(Data entries):
<<<<
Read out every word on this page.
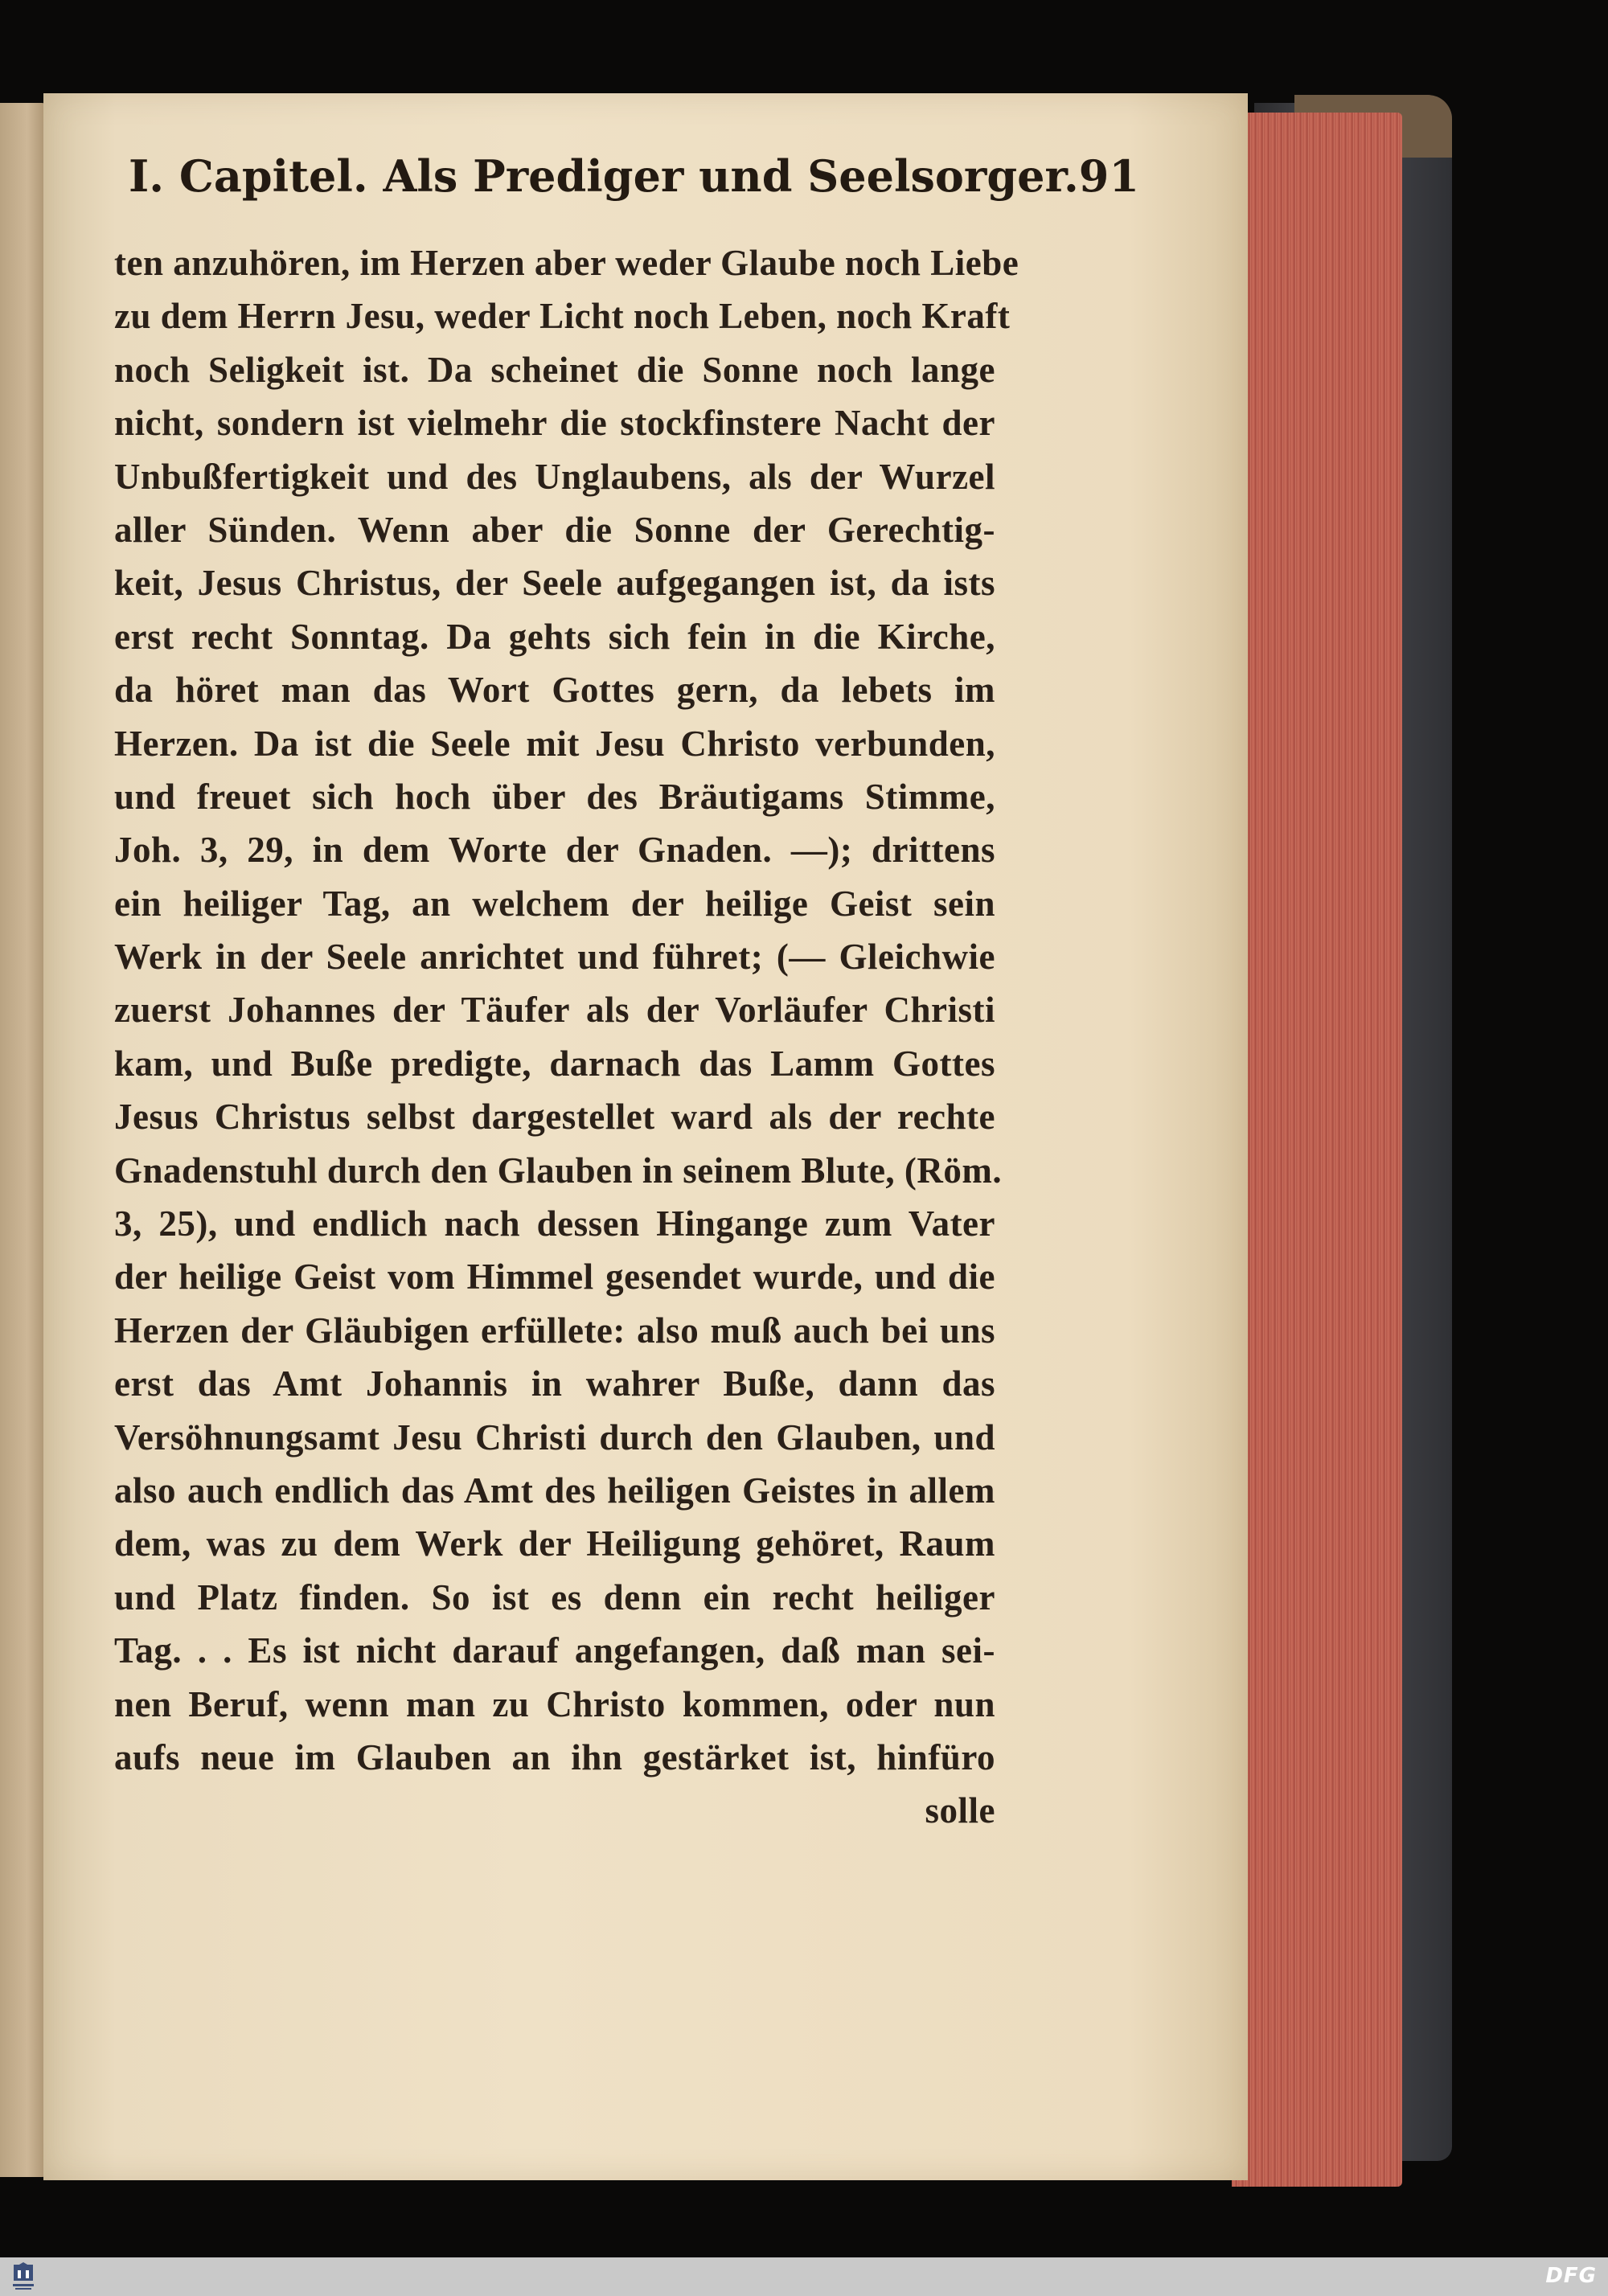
I. Capitel. Als Prediger und Seelsorger. 91
ten anzuhören, im Herzen aber weder Glaube noch Liebe
zu dem Herrn Jesu, weder Licht noch Leben, noch Kraft
noch Seligkeit ist. Da scheinet die Sonne noch lange
nicht, sondern ist vielmehr die stockfinstere Nacht der
Unbußfertigkeit und des Unglaubens, als der Wurzel
aller Sünden. Wenn aber die Sonne der Gerechtig-
keit, Jesus Christus, der Seele aufgegangen ist, da ists
erst recht Sonntag. Da gehts sich fein in die Kirche,
da höret man das Wort Gottes gern, da lebets im
Herzen. Da ist die Seele mit Jesu Christo verbunden,
und freuet sich hoch über des Bräutigams Stimme,
Joh. 3, 29, in dem Worte der Gnaden. —); drittens
ein heiliger Tag, an welchem der heilige Geist sein
Werk in der Seele anrichtet und führet; (— Gleichwie
zuerst Johannes der Täufer als der Vorläufer Christi
kam, und Buße predigte, darnach das Lamm Gottes
Jesus Christus selbst dargestellet ward als der rechte
Gnadenstuhl durch den Glauben in seinem Blute, (Röm.
3, 25), und endlich nach dessen Hingange zum Vater
der heilige Geist vom Himmel gesendet wurde, und die
Herzen der Gläubigen erfüllete: also muß auch bei uns
erst das Amt Johannis in wahrer Buße, dann das
Versöhnungsamt Jesu Christi durch den Glauben, und
also auch endlich das Amt des heiligen Geistes in allem
dem, was zu dem Werk der Heiligung gehöret, Raum
und Platz finden. So ist es denn ein recht heiliger
Tag. . . Es ist nicht darauf angefangen, daß man sei-
nen Beruf, wenn man zu Christo kommen, oder nun
aufs neue im Glauben an ihn gestärket ist, hinfüro
solle
DFG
>>>>
(Set problem):
Using the records given above, list every line that includes the word "also".

(Correct response):
Herzen der Gläubigen erfüllete: also muß auch bei uns
also auch endlich das Amt des heiligen Geistes in allem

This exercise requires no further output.